─── SOURCE INFORMATION
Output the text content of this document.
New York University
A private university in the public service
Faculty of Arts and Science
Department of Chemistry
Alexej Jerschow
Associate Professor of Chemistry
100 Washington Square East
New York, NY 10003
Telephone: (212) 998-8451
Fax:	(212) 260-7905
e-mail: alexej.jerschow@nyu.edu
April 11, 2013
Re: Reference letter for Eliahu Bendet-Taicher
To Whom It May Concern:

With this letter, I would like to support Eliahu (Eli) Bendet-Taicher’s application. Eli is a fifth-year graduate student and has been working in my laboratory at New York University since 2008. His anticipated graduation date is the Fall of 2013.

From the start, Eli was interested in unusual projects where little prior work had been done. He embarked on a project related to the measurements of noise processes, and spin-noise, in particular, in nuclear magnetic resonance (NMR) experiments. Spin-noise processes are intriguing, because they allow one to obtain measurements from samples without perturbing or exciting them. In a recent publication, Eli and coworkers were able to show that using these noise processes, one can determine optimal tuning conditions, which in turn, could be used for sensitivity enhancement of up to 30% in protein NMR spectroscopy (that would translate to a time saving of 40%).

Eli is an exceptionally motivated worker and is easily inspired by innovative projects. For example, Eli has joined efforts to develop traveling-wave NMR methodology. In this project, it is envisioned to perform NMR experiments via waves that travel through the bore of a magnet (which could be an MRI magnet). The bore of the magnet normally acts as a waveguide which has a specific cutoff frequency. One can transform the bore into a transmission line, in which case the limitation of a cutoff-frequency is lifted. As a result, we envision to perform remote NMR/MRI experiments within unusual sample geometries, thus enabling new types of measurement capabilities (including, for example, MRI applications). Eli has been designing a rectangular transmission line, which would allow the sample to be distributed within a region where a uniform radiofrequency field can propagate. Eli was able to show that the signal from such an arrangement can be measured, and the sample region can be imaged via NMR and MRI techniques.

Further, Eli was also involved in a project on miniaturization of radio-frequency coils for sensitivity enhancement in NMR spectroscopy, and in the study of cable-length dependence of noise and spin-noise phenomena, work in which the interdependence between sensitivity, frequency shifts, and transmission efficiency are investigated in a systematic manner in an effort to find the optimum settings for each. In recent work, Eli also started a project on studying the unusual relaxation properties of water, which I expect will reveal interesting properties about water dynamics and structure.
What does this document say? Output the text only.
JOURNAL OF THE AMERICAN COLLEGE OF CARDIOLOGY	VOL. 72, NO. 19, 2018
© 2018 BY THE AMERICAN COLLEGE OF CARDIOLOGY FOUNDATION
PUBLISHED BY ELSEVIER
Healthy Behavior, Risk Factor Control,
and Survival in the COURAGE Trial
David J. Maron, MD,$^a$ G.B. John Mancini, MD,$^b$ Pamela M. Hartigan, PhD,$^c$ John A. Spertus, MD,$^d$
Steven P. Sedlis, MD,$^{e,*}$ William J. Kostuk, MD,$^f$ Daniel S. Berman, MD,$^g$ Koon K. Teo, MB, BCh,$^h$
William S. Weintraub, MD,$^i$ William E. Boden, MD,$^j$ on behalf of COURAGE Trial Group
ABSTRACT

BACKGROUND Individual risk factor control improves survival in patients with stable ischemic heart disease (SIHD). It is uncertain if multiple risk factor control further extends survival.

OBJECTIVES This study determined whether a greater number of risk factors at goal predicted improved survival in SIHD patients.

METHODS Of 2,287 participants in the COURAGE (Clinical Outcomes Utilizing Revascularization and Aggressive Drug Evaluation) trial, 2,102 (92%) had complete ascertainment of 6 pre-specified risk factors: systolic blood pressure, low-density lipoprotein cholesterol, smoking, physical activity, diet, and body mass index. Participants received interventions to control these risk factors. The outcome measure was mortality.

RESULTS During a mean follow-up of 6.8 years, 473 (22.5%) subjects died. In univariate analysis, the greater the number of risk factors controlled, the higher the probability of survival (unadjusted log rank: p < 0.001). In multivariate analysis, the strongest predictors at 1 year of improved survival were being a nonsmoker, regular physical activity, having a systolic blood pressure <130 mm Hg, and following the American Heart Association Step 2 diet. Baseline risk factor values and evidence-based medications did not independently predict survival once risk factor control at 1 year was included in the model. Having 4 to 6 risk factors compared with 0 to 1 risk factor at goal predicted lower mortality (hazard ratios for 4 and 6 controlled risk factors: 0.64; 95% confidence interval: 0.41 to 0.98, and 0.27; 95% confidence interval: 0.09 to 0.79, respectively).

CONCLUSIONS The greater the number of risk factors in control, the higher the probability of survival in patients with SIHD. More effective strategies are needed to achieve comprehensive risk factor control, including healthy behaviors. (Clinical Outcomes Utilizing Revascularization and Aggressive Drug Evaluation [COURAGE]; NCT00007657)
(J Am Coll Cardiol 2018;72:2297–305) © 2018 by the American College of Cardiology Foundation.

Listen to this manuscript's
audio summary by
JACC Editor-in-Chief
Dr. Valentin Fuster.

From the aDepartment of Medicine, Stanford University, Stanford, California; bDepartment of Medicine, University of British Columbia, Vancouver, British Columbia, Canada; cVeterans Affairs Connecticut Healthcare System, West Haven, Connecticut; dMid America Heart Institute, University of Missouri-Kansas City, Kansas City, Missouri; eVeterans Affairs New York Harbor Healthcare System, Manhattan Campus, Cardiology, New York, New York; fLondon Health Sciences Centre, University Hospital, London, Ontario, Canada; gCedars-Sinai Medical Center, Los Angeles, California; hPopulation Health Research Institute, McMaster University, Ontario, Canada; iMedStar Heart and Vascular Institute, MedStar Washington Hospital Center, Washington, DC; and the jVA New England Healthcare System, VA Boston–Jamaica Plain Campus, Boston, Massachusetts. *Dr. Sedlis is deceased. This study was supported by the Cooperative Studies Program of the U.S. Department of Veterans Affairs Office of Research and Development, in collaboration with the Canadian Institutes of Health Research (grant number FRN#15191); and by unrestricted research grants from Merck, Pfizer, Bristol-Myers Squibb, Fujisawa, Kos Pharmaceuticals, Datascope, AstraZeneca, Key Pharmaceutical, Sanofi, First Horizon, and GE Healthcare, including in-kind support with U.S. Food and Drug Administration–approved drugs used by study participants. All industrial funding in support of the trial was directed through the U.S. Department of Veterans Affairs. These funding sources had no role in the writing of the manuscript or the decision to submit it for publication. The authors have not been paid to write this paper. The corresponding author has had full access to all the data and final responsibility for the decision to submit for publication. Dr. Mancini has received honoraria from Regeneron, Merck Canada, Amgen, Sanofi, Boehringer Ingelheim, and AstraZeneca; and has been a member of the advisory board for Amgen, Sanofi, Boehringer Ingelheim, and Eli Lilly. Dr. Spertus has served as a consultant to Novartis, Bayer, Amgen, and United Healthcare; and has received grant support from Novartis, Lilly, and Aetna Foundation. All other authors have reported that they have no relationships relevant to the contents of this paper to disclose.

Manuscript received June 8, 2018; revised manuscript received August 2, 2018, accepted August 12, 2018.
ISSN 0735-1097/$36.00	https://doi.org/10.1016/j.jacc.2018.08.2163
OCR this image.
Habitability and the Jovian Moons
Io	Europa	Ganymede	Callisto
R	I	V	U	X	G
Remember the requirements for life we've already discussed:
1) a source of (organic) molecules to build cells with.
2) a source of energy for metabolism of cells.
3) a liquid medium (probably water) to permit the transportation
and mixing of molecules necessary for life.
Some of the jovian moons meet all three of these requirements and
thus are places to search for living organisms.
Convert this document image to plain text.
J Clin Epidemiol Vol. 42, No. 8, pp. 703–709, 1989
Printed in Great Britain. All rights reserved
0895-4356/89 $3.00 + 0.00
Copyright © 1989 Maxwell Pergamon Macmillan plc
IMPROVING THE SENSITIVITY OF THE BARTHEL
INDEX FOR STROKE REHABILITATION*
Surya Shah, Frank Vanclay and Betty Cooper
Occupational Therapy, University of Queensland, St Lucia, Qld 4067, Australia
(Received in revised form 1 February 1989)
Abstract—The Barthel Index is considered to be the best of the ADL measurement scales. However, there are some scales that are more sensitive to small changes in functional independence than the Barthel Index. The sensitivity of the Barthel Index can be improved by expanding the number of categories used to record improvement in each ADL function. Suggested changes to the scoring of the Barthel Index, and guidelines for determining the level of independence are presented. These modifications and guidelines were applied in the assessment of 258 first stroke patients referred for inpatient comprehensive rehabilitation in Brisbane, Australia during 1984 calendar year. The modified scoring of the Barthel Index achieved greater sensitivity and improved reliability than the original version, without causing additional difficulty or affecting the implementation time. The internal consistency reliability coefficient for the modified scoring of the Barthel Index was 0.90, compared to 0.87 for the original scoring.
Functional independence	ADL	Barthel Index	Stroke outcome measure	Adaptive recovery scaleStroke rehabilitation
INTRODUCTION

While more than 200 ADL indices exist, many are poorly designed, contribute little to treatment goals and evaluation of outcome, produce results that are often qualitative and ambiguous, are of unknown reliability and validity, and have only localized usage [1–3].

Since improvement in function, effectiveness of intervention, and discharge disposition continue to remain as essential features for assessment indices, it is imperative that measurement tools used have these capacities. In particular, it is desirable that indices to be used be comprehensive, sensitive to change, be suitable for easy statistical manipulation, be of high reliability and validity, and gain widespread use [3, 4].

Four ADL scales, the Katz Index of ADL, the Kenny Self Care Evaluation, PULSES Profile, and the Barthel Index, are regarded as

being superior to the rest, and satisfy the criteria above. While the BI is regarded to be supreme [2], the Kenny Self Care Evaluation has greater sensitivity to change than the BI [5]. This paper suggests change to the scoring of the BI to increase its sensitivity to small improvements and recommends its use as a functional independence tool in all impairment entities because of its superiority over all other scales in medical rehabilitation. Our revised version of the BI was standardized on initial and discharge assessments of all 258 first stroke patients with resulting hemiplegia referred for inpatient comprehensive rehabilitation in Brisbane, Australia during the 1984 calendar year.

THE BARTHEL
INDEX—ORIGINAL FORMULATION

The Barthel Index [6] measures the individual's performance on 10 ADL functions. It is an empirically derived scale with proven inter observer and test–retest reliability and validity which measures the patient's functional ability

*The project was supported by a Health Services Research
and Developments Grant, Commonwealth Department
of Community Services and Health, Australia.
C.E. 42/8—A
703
──────
| EXERCISE REQUIREMENTS |
Count every line of the records above in which the string "document" appears. The number alone is to be given.

| ANSWER TO THE PROBLEM |
3